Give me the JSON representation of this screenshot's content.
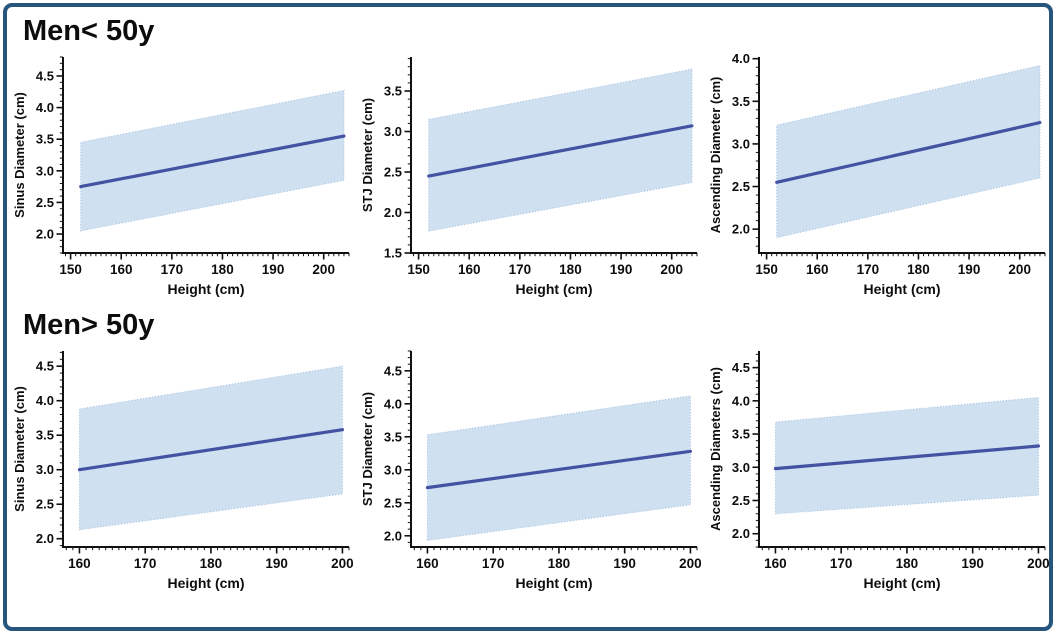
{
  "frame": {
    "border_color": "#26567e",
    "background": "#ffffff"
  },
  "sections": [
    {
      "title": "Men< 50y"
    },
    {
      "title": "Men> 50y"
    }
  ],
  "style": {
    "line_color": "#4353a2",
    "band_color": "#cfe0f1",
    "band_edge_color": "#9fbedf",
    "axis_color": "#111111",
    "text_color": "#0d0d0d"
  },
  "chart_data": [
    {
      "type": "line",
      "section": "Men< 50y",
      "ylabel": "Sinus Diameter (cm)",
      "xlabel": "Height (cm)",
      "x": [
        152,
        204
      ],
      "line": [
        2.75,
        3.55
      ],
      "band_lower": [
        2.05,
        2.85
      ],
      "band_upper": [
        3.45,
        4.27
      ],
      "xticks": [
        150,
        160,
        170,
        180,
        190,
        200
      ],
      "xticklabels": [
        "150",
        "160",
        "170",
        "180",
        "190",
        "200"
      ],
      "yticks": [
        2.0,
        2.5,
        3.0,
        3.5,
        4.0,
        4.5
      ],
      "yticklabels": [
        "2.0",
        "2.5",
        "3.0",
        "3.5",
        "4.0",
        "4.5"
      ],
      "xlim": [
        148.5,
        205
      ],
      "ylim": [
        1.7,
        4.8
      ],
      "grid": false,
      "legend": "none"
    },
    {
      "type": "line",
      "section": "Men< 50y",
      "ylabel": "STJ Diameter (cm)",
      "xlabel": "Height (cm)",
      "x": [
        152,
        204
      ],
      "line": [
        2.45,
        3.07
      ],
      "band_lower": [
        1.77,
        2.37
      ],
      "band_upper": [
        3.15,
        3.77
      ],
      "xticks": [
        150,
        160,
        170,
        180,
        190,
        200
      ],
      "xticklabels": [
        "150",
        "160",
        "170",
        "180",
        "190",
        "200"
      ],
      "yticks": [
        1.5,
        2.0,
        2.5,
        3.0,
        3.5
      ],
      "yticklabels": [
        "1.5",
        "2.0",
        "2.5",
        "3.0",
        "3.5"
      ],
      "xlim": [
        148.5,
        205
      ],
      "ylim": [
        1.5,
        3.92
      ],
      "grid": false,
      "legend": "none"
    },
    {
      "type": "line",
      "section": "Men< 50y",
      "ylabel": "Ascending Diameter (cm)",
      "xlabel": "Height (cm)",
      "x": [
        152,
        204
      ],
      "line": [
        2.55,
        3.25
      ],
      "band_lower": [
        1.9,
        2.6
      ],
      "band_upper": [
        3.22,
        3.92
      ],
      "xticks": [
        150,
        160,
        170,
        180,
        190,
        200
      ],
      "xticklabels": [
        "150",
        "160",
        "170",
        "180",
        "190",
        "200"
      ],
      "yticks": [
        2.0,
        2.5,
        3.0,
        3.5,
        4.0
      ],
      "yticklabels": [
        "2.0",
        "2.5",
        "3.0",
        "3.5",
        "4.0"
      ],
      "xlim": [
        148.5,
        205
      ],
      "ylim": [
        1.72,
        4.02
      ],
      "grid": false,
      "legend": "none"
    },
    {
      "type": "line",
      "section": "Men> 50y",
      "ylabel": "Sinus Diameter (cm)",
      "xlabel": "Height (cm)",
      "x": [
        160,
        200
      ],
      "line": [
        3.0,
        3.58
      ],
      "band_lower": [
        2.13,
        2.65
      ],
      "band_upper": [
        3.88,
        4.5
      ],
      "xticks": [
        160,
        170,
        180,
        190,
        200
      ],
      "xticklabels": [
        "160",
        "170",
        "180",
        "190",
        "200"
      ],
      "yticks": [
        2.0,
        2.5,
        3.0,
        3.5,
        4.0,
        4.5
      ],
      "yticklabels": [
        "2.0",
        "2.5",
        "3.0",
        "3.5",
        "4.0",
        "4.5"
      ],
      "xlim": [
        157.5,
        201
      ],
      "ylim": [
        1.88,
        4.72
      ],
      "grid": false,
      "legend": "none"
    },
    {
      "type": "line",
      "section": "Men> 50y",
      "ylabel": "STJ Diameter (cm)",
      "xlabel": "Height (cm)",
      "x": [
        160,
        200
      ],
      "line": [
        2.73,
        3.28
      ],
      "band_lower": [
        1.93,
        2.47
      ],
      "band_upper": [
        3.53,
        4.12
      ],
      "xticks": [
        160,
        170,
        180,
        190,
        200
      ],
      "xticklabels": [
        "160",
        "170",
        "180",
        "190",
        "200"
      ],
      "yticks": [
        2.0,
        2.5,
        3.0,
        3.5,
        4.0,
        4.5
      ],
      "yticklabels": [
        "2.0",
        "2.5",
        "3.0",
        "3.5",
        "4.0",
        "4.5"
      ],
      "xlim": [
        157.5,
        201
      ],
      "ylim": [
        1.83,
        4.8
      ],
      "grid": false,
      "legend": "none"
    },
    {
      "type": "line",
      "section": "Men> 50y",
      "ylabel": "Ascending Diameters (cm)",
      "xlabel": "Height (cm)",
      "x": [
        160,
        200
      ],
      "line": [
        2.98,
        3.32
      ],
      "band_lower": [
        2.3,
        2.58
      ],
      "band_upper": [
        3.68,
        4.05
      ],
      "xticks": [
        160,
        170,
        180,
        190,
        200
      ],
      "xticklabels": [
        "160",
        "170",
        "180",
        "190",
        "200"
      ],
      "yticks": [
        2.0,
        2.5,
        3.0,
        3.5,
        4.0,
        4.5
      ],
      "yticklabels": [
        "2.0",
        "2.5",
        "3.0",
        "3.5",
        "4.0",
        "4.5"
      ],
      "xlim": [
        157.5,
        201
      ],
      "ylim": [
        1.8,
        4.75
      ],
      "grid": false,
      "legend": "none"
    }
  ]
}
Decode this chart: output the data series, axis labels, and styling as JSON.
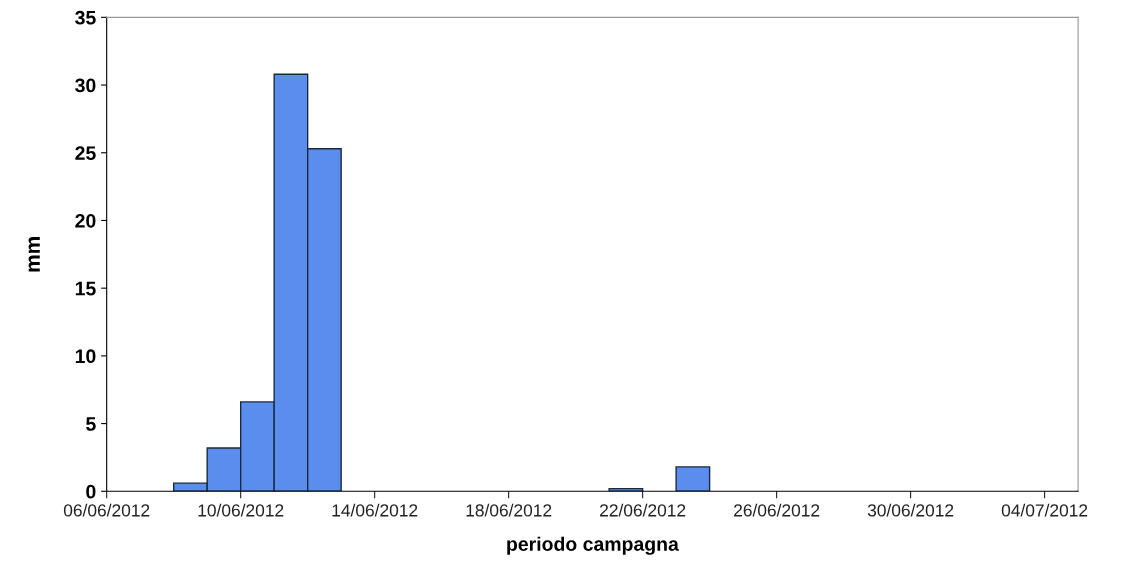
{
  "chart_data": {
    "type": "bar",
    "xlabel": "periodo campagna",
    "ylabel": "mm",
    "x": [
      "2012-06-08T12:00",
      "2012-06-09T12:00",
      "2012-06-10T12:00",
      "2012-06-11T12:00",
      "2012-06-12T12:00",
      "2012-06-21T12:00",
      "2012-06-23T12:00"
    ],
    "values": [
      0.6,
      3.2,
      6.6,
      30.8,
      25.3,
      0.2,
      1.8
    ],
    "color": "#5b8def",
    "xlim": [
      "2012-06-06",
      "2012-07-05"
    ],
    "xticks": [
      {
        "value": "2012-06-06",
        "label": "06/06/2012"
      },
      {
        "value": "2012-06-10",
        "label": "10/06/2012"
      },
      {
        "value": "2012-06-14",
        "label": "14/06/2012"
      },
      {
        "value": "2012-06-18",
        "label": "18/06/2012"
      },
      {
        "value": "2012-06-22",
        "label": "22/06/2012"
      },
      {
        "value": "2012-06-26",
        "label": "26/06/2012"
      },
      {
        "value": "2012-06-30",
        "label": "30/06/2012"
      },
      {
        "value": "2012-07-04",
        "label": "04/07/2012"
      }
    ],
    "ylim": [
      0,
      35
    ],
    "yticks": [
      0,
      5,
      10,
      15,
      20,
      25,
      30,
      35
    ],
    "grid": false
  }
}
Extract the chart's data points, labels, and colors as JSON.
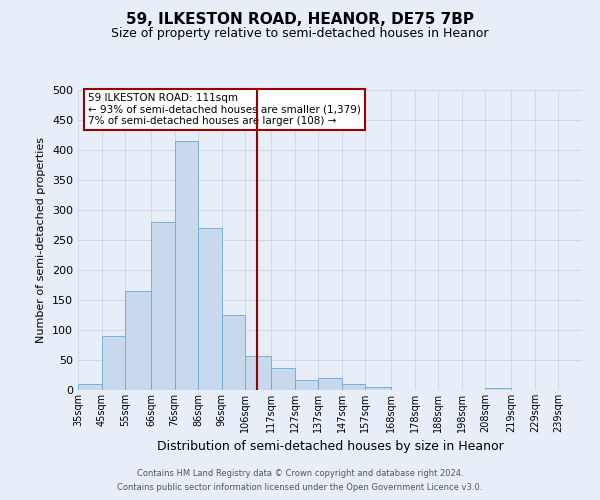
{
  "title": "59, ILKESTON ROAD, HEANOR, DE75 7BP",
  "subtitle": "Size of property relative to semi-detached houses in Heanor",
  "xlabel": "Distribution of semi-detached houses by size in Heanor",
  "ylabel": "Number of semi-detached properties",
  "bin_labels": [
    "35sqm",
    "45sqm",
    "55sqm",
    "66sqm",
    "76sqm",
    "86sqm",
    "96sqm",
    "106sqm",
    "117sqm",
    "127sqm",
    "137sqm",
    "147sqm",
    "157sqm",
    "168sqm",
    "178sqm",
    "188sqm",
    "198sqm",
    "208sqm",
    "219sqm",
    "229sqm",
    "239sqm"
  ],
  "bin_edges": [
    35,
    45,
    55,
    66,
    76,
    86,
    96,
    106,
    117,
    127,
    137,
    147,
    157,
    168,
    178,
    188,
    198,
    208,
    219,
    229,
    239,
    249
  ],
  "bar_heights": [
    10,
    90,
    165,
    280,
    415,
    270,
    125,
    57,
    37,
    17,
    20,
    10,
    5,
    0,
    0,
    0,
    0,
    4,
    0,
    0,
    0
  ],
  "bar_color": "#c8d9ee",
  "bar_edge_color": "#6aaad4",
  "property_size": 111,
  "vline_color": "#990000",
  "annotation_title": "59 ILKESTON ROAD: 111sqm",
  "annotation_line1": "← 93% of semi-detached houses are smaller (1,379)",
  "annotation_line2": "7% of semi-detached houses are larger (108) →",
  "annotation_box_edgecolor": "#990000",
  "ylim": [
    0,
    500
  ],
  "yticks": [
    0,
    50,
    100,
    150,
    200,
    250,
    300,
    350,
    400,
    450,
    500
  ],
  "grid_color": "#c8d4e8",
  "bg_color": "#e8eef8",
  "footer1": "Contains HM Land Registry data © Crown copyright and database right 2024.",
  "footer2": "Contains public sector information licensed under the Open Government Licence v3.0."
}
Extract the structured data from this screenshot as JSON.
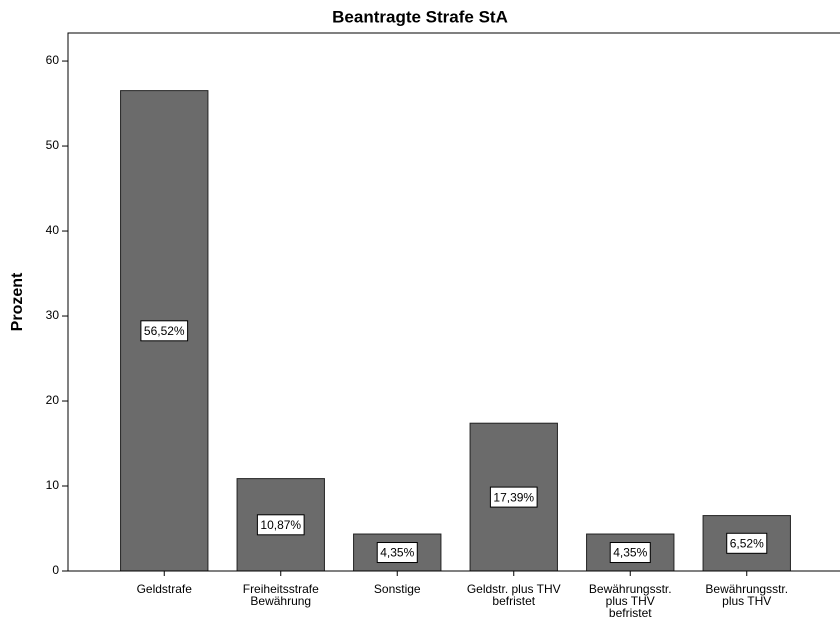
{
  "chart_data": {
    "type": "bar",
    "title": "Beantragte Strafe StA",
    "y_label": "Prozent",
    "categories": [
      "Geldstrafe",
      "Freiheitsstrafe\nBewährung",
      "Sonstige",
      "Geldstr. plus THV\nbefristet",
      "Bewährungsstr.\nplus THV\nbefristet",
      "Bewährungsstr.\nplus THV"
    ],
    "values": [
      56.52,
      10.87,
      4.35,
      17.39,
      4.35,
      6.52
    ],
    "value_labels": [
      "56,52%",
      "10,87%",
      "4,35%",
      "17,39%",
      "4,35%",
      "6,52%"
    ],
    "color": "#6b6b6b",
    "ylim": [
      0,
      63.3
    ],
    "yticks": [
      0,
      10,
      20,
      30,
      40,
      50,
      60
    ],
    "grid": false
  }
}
■ ■ ■ ■
Everything from the line with "Extract the structured" through the final line of the records above should be written out exactly, minus the pictures.

§ **Solution**:
Extract the structured data from this screenshot as JSON.
{
  "chart_data": {
    "type": "bar",
    "title": "Beantragte Strafe StA",
    "y_label": "Prozent",
    "categories": [
      "Geldstrafe",
      "Freiheitsstrafe\nBewährung",
      "Sonstige",
      "Geldstr. plus THV\nbefristet",
      "Bewährungsstr.\nplus THV\nbefristet",
      "Bewährungsstr.\nplus THV"
    ],
    "values": [
      56.52,
      10.87,
      4.35,
      17.39,
      4.35,
      6.52
    ],
    "value_labels": [
      "56,52%",
      "10,87%",
      "4,35%",
      "17,39%",
      "4,35%",
      "6,52%"
    ],
    "color": "#6b6b6b",
    "ylim": [
      0,
      63.3
    ],
    "yticks": [
      0,
      10,
      20,
      30,
      40,
      50,
      60
    ],
    "grid": false
  }
}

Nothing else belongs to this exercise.